##### SOURCE MATERIAL

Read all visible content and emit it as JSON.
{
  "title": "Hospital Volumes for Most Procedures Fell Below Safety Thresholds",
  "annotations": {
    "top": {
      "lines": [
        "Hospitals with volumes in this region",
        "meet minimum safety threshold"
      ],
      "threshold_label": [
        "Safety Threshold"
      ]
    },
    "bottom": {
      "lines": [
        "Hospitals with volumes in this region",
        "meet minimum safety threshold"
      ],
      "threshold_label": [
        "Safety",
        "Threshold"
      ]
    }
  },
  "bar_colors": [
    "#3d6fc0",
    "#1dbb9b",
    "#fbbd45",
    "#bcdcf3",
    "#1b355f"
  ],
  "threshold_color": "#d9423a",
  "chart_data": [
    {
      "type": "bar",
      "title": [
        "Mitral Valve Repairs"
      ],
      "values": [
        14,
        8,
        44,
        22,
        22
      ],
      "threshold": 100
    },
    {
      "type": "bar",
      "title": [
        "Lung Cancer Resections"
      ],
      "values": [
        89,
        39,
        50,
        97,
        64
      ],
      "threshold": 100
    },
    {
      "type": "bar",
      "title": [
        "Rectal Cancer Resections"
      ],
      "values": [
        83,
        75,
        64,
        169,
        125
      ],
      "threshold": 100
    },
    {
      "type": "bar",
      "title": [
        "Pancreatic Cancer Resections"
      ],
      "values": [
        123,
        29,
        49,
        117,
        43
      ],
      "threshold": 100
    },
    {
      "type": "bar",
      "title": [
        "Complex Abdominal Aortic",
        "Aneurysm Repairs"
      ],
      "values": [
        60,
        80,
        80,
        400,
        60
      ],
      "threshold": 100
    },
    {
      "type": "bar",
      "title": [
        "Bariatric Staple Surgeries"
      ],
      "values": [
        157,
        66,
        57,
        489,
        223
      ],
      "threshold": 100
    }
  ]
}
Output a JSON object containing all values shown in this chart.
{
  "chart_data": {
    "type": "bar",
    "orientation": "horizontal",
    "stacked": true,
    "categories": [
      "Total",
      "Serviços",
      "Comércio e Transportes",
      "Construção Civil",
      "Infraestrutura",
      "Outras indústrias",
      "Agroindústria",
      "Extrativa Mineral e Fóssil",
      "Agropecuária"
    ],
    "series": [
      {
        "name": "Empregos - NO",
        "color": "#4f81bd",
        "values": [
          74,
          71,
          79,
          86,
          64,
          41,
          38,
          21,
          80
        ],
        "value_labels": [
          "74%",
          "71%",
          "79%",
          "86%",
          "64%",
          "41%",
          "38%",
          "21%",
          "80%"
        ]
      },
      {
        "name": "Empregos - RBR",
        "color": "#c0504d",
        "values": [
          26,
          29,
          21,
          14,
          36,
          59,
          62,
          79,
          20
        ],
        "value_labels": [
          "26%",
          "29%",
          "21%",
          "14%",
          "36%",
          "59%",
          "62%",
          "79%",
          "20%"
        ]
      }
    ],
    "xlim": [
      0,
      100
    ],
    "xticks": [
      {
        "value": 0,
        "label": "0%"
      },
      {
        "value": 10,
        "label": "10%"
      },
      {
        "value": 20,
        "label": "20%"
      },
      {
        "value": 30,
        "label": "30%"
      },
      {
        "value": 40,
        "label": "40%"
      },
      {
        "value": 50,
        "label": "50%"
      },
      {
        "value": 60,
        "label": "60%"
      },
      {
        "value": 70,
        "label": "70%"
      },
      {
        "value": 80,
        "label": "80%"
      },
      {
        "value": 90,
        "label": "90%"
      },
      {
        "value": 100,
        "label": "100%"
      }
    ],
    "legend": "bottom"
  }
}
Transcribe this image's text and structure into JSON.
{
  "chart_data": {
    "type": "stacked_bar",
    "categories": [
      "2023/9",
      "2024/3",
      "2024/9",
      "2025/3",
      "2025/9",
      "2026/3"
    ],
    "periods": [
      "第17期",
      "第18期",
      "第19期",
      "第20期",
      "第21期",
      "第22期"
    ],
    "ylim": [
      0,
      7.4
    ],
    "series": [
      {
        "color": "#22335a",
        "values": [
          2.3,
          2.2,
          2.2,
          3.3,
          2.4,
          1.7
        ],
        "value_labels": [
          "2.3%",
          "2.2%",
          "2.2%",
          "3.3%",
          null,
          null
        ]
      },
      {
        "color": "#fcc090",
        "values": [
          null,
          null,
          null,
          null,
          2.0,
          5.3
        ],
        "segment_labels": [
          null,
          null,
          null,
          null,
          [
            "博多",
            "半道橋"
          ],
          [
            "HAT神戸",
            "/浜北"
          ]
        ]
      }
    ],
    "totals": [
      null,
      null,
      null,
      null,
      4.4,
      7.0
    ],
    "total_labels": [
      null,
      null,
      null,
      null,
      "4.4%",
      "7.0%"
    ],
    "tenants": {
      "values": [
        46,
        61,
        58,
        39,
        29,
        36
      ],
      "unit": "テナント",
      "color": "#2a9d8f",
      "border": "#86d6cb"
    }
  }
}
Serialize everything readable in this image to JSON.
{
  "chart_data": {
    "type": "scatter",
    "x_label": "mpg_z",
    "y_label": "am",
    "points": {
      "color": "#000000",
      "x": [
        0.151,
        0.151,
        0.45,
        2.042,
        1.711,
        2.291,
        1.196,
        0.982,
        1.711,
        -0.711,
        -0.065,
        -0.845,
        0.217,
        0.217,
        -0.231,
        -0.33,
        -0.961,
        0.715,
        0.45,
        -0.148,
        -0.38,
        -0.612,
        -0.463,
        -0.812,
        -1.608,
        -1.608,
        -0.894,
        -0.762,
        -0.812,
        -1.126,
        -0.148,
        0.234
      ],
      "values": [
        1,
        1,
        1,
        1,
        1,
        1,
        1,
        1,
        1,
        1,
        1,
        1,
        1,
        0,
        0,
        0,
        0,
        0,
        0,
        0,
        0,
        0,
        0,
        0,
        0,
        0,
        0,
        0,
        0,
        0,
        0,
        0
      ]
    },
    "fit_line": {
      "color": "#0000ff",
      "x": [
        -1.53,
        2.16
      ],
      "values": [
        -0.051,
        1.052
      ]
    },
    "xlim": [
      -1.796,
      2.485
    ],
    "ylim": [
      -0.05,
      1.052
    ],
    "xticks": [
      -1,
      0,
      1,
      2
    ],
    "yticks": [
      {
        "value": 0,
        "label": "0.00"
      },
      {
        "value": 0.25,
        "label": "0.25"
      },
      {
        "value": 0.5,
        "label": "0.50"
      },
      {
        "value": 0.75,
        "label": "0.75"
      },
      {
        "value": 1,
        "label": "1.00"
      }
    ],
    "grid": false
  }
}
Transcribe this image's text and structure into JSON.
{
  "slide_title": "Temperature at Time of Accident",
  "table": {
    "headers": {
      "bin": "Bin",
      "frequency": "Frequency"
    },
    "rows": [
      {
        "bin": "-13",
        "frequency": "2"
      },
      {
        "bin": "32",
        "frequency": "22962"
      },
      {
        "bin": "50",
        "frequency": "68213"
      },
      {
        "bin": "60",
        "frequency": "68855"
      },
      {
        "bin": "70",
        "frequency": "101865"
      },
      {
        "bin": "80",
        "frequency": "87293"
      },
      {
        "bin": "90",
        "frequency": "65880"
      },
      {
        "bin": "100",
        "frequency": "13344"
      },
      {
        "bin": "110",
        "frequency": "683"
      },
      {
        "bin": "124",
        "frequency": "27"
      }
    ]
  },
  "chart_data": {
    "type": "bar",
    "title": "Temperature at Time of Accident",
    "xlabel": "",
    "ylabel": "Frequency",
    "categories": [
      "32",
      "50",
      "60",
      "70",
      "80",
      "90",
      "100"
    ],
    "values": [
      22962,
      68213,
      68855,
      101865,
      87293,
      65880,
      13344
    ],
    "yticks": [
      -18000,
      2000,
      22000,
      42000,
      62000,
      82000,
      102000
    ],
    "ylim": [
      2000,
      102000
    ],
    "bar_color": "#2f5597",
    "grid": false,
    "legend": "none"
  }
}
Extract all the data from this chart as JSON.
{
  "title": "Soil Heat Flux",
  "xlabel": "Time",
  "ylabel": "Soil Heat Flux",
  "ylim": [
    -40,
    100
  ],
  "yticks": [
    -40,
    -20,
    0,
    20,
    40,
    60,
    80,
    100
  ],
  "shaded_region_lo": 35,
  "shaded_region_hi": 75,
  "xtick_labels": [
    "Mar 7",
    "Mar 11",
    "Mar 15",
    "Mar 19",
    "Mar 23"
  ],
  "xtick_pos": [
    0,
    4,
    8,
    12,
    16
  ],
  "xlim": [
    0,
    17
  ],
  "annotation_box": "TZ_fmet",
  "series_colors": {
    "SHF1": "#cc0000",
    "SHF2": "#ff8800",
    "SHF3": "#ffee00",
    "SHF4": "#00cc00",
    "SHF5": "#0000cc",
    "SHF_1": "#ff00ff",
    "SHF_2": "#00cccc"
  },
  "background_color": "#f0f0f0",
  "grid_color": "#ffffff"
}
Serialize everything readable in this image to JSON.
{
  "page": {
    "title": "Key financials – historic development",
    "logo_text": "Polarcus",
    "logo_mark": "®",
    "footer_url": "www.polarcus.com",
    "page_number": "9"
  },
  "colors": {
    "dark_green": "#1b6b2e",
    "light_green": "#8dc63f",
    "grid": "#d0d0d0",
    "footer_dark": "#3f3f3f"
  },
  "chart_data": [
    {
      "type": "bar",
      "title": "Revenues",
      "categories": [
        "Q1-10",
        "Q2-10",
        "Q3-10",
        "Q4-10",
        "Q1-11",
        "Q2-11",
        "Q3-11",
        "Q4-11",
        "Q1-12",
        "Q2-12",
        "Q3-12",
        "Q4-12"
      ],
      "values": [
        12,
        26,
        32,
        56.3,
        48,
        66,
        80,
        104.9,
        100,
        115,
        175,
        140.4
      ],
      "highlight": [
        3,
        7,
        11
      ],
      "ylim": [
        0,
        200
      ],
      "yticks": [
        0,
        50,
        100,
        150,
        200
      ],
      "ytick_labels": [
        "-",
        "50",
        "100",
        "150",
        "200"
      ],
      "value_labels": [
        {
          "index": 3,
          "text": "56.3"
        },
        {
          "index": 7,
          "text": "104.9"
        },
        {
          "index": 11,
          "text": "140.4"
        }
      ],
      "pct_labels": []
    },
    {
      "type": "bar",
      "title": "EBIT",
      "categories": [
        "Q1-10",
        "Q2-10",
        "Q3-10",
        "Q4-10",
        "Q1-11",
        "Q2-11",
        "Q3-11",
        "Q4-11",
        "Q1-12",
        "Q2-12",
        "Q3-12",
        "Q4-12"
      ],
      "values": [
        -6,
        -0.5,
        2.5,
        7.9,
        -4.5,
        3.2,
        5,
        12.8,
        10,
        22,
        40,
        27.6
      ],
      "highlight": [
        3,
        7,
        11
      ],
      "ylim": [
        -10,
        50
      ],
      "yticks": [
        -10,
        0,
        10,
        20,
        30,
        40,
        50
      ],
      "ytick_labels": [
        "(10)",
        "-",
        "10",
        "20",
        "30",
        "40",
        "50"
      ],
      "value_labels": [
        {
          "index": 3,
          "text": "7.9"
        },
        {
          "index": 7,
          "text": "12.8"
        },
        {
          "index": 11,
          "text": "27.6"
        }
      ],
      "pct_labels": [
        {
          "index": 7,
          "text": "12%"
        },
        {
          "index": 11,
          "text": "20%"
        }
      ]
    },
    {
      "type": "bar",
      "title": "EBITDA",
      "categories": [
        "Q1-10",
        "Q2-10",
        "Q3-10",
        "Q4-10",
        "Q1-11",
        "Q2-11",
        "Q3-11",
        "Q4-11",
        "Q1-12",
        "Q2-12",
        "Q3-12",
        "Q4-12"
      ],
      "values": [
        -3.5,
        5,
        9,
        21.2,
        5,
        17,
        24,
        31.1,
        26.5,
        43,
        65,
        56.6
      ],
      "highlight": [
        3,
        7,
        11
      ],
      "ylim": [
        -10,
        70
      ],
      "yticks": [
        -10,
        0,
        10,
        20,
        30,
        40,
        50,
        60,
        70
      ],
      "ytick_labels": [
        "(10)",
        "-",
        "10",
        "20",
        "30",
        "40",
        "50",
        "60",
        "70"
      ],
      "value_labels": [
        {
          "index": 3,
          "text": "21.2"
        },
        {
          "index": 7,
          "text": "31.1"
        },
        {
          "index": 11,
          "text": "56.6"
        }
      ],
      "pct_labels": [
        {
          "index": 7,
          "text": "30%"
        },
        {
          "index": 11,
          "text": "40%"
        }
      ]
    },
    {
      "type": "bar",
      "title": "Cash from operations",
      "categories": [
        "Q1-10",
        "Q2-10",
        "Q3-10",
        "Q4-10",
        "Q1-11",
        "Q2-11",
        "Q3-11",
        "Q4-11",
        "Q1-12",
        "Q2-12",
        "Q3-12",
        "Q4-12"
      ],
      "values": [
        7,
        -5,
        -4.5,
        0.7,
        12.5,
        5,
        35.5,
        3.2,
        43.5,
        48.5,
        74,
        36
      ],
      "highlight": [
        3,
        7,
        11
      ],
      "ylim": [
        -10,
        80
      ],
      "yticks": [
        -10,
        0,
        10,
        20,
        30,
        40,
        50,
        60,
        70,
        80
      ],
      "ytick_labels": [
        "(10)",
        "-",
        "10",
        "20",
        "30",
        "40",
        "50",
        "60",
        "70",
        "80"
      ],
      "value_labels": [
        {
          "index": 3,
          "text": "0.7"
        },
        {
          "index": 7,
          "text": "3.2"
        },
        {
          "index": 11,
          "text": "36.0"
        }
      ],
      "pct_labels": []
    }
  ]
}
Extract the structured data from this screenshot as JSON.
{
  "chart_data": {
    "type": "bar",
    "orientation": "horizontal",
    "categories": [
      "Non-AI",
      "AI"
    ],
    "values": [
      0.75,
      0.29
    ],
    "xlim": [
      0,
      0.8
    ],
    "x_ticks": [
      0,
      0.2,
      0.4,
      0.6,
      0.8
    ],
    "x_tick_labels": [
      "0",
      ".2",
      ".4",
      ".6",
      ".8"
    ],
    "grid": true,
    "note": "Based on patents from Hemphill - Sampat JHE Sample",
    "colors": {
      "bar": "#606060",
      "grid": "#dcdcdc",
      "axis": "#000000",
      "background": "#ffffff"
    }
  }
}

##########

**SET EXERCISE**
Report the number of lines above that contain the word "Temperature", and only that number.

**EXPECTED OUTPUT**
2